▼

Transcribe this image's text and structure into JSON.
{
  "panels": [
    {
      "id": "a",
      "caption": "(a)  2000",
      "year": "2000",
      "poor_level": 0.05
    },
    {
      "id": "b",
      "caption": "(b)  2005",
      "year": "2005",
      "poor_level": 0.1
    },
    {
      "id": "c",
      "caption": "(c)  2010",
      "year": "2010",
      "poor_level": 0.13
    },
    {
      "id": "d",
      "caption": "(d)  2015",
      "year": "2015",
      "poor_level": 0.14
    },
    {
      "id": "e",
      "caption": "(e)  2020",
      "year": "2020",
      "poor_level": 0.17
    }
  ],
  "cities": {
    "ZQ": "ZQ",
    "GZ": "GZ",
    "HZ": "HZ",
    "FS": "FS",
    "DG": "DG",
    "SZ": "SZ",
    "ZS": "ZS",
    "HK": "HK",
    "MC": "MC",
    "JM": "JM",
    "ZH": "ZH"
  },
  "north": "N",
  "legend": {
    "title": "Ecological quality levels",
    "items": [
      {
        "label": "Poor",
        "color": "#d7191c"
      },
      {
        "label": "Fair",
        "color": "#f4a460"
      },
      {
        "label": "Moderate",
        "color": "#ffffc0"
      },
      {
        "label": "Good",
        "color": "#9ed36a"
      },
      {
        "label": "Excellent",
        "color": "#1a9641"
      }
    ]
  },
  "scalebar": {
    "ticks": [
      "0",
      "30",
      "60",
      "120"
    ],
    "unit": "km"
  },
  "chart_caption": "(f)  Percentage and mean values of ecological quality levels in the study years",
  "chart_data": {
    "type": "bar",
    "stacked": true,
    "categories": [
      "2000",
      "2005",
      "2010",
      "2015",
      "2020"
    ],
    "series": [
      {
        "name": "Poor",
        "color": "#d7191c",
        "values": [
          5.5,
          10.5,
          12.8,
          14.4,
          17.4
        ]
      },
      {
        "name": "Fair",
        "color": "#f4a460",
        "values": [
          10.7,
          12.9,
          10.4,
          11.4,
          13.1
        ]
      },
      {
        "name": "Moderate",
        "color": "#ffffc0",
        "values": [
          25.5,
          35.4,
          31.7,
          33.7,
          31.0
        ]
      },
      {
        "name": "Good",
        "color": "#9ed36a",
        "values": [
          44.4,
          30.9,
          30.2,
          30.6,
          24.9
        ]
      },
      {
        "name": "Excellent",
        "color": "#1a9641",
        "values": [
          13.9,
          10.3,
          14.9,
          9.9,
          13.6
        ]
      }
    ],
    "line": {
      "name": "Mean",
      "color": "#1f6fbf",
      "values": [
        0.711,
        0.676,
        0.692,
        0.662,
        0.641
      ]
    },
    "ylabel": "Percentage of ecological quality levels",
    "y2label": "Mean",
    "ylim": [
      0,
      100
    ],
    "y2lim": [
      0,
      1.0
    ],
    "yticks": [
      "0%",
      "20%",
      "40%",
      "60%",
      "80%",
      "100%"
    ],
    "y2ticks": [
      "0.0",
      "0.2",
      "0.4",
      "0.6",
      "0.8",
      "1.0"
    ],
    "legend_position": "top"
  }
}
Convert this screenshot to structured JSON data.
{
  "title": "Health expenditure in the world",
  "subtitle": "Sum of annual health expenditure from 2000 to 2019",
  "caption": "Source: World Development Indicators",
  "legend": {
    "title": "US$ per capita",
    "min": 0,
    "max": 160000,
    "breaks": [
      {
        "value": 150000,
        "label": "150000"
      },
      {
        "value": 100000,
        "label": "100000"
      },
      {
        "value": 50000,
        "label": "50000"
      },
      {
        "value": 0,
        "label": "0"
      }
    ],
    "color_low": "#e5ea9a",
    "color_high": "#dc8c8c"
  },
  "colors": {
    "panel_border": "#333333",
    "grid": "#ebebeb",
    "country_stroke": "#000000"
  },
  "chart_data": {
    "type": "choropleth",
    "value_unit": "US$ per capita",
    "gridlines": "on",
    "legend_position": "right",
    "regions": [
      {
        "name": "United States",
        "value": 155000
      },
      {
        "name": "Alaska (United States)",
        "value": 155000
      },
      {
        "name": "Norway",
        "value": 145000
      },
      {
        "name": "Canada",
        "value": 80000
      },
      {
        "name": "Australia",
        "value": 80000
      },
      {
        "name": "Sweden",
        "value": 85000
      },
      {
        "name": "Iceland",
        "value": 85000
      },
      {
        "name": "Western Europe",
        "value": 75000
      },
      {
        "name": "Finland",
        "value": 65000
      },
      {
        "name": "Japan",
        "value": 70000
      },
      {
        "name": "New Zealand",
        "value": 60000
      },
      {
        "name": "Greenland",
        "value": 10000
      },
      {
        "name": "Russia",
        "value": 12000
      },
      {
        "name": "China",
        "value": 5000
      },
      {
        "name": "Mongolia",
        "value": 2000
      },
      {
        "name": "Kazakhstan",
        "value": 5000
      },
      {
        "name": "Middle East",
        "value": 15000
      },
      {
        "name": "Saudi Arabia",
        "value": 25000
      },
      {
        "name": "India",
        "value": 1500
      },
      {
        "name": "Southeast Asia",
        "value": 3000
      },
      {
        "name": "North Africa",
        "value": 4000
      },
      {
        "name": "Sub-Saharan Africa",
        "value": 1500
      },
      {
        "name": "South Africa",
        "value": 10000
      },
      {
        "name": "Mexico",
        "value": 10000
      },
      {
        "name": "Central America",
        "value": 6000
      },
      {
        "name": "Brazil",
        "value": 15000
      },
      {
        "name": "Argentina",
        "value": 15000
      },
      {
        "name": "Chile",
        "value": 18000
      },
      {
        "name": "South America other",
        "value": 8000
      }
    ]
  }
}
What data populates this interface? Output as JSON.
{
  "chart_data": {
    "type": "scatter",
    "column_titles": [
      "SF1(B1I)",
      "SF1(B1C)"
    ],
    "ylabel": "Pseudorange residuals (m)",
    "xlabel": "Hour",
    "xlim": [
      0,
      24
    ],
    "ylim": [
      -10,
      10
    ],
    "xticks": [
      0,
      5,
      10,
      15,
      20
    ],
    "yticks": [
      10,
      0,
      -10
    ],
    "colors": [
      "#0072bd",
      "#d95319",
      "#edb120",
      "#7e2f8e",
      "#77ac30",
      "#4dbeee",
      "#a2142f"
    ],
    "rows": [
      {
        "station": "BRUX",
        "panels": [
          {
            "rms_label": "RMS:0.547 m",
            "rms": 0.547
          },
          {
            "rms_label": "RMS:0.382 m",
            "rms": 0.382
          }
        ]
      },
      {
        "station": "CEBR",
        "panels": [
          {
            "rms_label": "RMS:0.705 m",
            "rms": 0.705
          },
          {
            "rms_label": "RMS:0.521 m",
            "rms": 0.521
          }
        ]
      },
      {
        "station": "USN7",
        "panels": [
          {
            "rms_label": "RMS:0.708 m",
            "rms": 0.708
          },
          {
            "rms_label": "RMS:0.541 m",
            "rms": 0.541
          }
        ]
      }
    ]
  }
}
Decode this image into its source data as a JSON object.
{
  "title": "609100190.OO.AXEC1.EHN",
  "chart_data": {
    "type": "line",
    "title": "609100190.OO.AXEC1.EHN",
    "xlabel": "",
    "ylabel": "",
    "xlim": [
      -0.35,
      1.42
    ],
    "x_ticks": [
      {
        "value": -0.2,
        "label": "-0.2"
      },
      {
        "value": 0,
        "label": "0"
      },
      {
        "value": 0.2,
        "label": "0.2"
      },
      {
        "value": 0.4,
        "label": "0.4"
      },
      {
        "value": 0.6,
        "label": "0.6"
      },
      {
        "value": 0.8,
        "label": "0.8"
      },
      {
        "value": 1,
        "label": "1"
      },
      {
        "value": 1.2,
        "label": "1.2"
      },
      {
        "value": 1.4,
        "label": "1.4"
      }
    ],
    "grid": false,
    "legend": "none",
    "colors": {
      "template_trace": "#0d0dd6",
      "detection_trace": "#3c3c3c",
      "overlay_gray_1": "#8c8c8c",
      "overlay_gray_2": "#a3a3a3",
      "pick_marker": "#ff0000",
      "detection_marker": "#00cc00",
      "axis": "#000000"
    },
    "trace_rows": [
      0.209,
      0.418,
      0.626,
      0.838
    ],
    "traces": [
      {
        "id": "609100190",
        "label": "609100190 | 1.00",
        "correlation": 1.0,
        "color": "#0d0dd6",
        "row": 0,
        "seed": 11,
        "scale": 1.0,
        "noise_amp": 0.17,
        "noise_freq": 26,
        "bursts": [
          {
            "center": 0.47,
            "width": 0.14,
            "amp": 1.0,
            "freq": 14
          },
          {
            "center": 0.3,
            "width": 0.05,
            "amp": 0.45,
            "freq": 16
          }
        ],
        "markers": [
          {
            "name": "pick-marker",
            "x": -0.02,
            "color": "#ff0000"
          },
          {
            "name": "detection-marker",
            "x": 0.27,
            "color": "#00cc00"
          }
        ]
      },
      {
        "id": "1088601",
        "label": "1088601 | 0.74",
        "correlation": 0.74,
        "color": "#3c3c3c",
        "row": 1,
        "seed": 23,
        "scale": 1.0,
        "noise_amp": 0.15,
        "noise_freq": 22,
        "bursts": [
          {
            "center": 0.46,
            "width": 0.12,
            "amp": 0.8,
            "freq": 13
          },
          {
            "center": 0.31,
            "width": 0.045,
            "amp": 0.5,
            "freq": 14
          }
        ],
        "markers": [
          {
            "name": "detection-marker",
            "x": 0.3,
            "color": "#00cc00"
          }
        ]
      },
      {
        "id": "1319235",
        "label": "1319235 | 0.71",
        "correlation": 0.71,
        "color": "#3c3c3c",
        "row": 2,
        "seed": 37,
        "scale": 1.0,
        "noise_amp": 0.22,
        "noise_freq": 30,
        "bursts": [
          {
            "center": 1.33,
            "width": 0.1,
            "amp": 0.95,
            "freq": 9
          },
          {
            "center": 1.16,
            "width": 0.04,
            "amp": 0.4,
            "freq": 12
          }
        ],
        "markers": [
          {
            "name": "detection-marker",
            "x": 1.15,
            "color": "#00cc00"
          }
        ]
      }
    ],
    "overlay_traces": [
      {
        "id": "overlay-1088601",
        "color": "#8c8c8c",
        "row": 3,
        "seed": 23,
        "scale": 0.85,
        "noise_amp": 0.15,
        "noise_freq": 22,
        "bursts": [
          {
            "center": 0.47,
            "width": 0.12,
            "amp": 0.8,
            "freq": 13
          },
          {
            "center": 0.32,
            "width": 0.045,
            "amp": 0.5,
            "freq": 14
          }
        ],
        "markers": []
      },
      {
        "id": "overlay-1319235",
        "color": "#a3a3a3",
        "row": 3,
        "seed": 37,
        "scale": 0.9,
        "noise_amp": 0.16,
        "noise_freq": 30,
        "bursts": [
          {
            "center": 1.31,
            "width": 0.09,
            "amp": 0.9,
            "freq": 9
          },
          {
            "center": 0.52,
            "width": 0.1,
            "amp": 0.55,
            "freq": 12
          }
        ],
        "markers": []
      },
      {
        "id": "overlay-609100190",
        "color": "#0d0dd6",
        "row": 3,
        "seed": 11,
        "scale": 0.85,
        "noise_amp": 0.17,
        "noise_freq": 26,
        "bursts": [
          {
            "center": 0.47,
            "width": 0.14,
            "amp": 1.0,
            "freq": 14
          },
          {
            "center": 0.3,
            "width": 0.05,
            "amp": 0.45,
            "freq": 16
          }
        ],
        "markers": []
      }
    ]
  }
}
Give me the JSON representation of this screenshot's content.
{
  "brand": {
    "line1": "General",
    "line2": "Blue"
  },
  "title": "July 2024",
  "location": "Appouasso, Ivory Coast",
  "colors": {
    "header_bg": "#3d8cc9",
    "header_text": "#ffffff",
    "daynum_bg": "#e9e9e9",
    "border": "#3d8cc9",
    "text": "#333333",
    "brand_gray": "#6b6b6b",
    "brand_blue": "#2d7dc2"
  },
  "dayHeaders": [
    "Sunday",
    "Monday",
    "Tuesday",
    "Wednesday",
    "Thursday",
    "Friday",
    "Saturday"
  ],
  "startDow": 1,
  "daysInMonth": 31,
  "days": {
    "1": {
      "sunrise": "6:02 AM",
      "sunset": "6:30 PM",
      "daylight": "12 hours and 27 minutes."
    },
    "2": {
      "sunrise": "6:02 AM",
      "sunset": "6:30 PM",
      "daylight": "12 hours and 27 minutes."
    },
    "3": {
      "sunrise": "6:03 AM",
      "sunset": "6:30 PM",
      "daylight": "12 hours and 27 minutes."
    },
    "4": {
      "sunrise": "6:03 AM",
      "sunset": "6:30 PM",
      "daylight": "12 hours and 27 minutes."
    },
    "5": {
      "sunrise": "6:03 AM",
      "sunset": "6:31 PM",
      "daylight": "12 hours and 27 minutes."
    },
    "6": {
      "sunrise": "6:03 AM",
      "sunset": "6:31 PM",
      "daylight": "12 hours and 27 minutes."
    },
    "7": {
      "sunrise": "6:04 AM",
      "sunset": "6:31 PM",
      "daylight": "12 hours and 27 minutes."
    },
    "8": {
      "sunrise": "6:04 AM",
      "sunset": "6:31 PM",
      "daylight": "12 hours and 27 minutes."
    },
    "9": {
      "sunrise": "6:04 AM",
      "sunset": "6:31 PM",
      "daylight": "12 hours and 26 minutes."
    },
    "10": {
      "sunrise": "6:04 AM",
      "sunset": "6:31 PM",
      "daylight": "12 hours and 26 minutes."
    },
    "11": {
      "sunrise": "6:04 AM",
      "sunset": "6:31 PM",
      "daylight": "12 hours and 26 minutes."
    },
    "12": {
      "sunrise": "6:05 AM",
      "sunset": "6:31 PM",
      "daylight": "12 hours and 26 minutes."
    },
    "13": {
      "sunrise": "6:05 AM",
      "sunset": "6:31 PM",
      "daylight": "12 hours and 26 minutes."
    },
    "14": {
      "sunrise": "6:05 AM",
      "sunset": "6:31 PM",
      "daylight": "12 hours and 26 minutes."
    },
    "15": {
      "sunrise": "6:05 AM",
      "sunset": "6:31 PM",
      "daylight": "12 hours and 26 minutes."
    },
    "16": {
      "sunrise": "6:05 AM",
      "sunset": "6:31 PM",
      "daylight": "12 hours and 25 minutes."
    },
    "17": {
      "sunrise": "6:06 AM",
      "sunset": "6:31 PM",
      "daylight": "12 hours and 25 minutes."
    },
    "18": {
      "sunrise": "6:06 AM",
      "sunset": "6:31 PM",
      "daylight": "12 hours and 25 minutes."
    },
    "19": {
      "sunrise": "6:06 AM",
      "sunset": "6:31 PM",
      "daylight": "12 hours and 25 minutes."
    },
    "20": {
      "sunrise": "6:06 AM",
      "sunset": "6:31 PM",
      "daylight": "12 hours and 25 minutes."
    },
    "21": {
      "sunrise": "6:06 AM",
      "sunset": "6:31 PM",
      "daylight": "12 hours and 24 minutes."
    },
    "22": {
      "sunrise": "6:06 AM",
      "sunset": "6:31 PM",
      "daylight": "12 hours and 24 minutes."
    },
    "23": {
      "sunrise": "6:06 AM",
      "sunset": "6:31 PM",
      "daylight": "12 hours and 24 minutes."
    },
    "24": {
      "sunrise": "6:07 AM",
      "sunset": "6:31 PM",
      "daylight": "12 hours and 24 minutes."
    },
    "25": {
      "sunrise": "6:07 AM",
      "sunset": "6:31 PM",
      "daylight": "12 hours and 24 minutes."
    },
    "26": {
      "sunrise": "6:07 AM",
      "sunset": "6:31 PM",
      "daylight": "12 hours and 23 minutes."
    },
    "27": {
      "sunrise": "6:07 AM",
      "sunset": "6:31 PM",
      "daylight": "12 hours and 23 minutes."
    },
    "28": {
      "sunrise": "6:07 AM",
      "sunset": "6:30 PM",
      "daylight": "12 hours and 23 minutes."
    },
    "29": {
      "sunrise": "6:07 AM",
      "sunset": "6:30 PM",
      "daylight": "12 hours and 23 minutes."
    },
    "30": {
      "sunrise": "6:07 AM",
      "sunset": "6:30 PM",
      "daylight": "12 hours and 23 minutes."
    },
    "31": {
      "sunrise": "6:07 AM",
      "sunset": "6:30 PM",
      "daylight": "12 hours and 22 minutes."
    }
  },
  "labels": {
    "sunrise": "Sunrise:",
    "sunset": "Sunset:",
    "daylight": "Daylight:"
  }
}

▲

| Your instructions |
Find the lines above that contain the word "ylabel" and collect them.

| Answer to this exercise |
    "ylabel": "Percentage of ecological quality levels",
    "ylabel": "Pseudorange residuals (m)",
    "ylabel": "",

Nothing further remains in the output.